(Task to carry out):
Give the entries again exactly, every one of them.

(Data for the task):
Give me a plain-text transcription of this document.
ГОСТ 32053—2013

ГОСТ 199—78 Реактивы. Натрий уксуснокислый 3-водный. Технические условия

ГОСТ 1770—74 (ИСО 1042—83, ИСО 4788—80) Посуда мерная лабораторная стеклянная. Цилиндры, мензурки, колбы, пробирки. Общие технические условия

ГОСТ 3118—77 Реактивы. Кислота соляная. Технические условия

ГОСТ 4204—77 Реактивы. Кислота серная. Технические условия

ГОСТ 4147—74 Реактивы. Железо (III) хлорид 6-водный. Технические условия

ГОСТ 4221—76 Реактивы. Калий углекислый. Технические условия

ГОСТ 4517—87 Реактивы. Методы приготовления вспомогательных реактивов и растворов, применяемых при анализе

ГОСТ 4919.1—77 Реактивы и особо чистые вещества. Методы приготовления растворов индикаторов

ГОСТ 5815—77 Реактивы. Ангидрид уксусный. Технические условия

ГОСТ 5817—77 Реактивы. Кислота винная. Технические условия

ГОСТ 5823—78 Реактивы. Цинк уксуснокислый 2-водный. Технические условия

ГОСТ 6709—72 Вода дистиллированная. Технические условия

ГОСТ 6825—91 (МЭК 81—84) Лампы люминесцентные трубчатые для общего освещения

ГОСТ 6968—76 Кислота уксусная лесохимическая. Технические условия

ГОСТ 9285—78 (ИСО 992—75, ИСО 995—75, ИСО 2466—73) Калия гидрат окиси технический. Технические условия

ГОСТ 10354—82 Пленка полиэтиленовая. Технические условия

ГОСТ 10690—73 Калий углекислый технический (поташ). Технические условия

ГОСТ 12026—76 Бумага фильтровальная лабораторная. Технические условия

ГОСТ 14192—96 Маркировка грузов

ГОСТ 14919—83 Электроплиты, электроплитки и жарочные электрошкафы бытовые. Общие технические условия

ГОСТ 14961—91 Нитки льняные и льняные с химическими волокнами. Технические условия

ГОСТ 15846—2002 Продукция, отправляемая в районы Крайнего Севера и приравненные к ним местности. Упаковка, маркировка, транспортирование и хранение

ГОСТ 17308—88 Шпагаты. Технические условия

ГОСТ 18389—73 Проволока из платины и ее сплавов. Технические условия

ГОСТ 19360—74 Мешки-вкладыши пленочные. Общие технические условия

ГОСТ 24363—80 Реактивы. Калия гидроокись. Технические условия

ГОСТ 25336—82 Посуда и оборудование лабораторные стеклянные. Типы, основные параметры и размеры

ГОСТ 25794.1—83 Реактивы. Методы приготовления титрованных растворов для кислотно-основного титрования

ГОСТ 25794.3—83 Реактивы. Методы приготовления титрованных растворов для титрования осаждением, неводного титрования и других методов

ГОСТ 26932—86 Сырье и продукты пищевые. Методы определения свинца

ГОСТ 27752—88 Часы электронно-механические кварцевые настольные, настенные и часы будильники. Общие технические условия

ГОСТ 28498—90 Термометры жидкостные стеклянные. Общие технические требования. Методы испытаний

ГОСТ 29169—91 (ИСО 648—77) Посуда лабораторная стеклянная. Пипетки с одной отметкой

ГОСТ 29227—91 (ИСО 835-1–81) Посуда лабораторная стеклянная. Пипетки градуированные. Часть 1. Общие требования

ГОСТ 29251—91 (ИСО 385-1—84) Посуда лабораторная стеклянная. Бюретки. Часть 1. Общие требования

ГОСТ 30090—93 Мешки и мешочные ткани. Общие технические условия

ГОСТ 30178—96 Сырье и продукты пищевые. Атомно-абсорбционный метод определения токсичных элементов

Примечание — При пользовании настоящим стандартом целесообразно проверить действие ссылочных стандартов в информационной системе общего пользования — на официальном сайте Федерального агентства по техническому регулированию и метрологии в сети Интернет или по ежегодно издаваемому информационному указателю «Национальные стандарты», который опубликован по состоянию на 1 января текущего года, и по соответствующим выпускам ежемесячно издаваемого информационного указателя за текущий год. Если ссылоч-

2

(In response):
Give me a plain-text transcription of this document.
ГОСТ 32053—2013

ГОСТ 199—78 Реактивы. Натрий уксуснокислый 3-водный. Технические условия

ГОСТ 1770—74 (ИСО 1042—83, ИСО 4788—80) Посуда мерная лабораторная стеклянная. Цилиндры, мензурки, колбы, пробирки. Общие технические условия

ГОСТ 3118—77 Реактивы. Кислота соляная. Технические условия

ГОСТ 4204—77 Реактивы. Кислота серная. Технические условия

ГОСТ 4147—74 Реактивы. Железо (III) хлорид 6-водный. Технические условия

ГОСТ 4221—76 Реактивы. Калий углекислый. Технические условия

ГОСТ 4517—87 Реактивы. Методы приготовления вспомогательных реактивов и растворов, применяемых при анализе

ГОСТ 4919.1—77 Реактивы и особо чистые вещества. Методы приготовления растворов индикаторов

ГОСТ 5815—77 Реактивы. Ангидрид уксусный. Технические условия

ГОСТ 5817—77 Реактивы. Кислота винная. Технические условия

ГОСТ 5823—78 Реактивы. Цинк уксуснокислый 2-водный. Технические условия

ГОСТ 6709—72 Вода дистиллированная. Технические условия

ГОСТ 6825—91 (МЭК 81—84) Лампы люминесцентные трубчатые для общего освещения

ГОСТ 6968—76 Кислота уксусная лесохимическая. Технические условия

ГОСТ 9285—78 (ИСО 992—75, ИСО 995—75, ИСО 2466—73) Калия гидрат окиси технический. Технические условия

ГОСТ 10354—82 Пленка полиэтиленовая. Технические условия

ГОСТ 10690—73 Калий углекислый технический (поташ). Технические условия

ГОСТ 12026—76 Бумага фильтровальная лабораторная. Технические условия

ГОСТ 14192—96 Маркировка грузов

ГОСТ 14919—83 Электроплиты, электроплитки и жарочные электрошкафы бытовые. Общие технические условия

ГОСТ 14961—91 Нитки льняные и льняные с химическими волокнами. Технические условия

ГОСТ 15846—2002 Продукция, отправляемая в районы Крайнего Севера и приравненные к ним местности. Упаковка, маркировка, транспортирование и хранение

ГОСТ 17308—88 Шпагаты. Технические условия

ГОСТ 18389—73 Проволока из платины и ее сплавов. Технические условия

ГОСТ 19360—74 Мешки-вкладыши пленочные. Общие технические условия

ГОСТ 24363—80 Реактивы. Калия гидроокись. Технические условия

ГОСТ 25336—82 Посуда и оборудование лабораторные стеклянные. Типы, основные параметры и размеры

ГОСТ 25794.1—83 Реактивы. Методы приготовления титрованных растворов для кислотно-основного титрования

ГОСТ 25794.3—83 Реактивы. Методы приготовления титрованных растворов для титрования осаждением, неводного титрования и других методов

ГОСТ 26932—86 Сырье и продукты пищевые. Методы определения свинца

ГОСТ 27752—88 Часы электронно-механические кварцевые настольные, настенные и часы будильники. Общие технические условия

ГОСТ 28498—90 Термометры жидкостные стеклянные. Общие технические требования. Методы испытаний

ГОСТ 29169—91 (ИСО 648—77) Посуда лабораторная стеклянная. Пипетки с одной отметкой

ГОСТ 29227—91 (ИСО 835-1–81) Посуда лабораторная стеклянная. Пипетки градуированные. Часть 1. Общие требования

ГОСТ 29251—91 (ИСО 385-1—84) Посуда лабораторная стеклянная. Бюретки. Часть 1. Общие требования

ГОСТ 30090—93 Мешки и мешочные ткани. Общие технические условия

ГОСТ 30178—96 Сырье и продукты пищевые. Атомно-абсорбционный метод определения токсичных элементов

Примечание — При пользовании настоящим стандартом целесообразно проверить действие ссылочных стандартов в информационной системе общего пользования — на официальном сайте Федерального агентства по техническому регулированию и метрологии в сети Интернет или по ежегодно издаваемому информационному указателю «Национальные стандарты», который опубликован по состоянию на 1 января текущего года, и по соответствующим выпускам ежемесячно издаваемого информационного указателя за текущий год. Если ссылоч-

2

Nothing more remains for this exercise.